• Required work
Pull out every line below containing the word "xlabel".

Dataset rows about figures
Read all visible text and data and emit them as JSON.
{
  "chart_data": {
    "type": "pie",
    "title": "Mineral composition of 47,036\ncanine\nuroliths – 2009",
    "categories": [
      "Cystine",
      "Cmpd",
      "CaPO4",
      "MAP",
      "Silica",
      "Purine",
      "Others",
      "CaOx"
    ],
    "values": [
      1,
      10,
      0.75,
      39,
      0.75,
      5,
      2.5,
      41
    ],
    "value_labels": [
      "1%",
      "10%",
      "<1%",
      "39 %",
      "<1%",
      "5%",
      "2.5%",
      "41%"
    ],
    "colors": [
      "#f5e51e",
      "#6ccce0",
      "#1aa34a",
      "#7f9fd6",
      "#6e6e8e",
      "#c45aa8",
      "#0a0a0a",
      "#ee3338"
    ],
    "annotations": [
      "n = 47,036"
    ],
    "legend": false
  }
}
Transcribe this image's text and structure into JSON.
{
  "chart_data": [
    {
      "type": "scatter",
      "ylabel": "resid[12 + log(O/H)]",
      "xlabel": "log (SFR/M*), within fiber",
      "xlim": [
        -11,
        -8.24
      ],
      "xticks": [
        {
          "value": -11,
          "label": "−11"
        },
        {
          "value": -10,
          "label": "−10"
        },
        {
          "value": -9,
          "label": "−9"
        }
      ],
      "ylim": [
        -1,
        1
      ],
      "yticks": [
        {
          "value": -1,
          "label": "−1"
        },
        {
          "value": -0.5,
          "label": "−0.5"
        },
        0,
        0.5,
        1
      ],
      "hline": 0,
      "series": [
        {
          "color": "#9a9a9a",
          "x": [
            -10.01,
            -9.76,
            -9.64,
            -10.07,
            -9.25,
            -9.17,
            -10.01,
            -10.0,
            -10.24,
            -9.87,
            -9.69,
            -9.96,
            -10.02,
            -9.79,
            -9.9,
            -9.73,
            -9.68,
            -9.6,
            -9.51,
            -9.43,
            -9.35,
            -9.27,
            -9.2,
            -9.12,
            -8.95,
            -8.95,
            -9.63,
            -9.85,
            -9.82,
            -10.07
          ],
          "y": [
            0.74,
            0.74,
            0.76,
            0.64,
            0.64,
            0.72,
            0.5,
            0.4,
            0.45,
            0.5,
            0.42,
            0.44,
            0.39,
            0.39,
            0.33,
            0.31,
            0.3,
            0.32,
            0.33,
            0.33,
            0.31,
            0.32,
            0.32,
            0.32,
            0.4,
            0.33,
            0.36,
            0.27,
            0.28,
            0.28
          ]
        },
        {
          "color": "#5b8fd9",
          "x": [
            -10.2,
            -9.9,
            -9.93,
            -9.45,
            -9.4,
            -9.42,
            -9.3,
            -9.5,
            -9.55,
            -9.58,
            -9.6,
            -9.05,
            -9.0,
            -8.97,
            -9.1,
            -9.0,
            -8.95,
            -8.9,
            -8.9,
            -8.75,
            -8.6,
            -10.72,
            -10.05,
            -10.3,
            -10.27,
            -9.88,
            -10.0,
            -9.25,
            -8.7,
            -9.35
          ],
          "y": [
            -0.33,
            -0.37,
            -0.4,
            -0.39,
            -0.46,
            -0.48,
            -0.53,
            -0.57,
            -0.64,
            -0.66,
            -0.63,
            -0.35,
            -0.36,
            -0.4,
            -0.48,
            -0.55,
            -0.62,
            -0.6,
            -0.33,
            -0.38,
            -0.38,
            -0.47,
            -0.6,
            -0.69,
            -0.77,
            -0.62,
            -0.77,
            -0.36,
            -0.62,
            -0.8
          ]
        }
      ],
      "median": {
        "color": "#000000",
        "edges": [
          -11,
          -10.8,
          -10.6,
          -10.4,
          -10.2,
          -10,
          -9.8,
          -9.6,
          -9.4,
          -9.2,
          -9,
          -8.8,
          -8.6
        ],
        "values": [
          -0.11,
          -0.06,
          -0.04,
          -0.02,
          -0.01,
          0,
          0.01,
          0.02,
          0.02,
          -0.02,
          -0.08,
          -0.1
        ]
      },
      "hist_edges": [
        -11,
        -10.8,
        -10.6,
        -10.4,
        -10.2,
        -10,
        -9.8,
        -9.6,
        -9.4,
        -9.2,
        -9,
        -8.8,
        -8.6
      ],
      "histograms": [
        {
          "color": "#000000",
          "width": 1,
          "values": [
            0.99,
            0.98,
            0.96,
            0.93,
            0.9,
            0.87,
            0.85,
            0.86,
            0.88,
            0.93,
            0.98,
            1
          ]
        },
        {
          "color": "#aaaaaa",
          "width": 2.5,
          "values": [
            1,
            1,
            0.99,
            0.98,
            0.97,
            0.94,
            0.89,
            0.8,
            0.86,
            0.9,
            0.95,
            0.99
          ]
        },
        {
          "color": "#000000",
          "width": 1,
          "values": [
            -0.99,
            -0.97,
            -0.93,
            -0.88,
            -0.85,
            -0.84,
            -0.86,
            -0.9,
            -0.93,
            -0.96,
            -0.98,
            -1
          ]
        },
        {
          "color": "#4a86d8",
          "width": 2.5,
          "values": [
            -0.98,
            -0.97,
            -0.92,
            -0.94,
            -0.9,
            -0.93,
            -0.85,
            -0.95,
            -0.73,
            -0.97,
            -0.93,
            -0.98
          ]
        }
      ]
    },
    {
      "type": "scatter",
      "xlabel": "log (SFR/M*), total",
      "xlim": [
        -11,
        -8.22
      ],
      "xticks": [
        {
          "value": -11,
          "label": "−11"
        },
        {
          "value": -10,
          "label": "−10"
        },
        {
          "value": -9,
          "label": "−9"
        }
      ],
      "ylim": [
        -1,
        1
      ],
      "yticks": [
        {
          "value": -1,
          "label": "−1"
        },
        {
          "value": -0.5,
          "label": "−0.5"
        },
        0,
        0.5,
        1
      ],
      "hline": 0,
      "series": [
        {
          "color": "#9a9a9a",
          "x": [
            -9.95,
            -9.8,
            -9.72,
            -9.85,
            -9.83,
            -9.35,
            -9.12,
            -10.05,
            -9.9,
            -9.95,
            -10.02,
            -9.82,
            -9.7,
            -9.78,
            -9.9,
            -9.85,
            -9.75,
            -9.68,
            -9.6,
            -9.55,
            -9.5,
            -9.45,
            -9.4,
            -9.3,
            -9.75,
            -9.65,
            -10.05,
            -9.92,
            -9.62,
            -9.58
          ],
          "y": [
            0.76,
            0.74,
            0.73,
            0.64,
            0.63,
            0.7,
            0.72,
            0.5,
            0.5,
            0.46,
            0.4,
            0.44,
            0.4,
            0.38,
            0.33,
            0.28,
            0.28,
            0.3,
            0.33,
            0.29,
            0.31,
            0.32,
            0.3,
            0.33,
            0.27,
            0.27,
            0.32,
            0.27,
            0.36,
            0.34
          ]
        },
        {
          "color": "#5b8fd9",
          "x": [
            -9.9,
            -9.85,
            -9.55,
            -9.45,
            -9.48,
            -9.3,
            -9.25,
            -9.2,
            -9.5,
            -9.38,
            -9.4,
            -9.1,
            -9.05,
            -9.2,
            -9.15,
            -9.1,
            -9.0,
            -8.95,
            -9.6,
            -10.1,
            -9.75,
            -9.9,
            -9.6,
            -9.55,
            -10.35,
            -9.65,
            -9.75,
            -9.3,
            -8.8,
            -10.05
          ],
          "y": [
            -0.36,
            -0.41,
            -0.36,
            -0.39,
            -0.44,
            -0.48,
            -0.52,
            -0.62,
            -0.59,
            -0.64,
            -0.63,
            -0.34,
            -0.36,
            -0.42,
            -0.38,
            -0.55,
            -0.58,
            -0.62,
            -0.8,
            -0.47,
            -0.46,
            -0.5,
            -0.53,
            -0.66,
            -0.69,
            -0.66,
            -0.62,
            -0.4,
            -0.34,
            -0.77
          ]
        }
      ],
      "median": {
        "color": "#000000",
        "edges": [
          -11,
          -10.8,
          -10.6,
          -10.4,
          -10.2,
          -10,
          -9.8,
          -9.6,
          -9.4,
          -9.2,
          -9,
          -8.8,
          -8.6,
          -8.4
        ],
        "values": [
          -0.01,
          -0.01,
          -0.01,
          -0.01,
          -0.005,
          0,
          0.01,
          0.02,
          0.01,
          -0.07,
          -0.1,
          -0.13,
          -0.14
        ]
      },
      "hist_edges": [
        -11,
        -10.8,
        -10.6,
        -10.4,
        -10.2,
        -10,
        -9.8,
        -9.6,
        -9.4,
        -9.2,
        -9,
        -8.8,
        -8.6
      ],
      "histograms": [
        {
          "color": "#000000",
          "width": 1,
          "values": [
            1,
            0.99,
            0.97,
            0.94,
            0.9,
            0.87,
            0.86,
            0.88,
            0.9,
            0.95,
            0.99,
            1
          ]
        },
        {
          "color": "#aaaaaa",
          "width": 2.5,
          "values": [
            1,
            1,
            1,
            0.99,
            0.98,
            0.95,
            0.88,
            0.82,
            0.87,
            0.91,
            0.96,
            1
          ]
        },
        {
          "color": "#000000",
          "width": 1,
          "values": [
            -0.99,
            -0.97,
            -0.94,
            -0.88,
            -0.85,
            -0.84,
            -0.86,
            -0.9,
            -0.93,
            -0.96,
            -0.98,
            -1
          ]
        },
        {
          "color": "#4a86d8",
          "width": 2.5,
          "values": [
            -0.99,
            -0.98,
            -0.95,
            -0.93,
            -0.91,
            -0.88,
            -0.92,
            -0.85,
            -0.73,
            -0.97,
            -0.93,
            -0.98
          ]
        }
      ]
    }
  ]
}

• Answer to this task
      "xlabel": "log (SFR/M*), within fiber",
      "xlabel": "log (SFR/M*), total",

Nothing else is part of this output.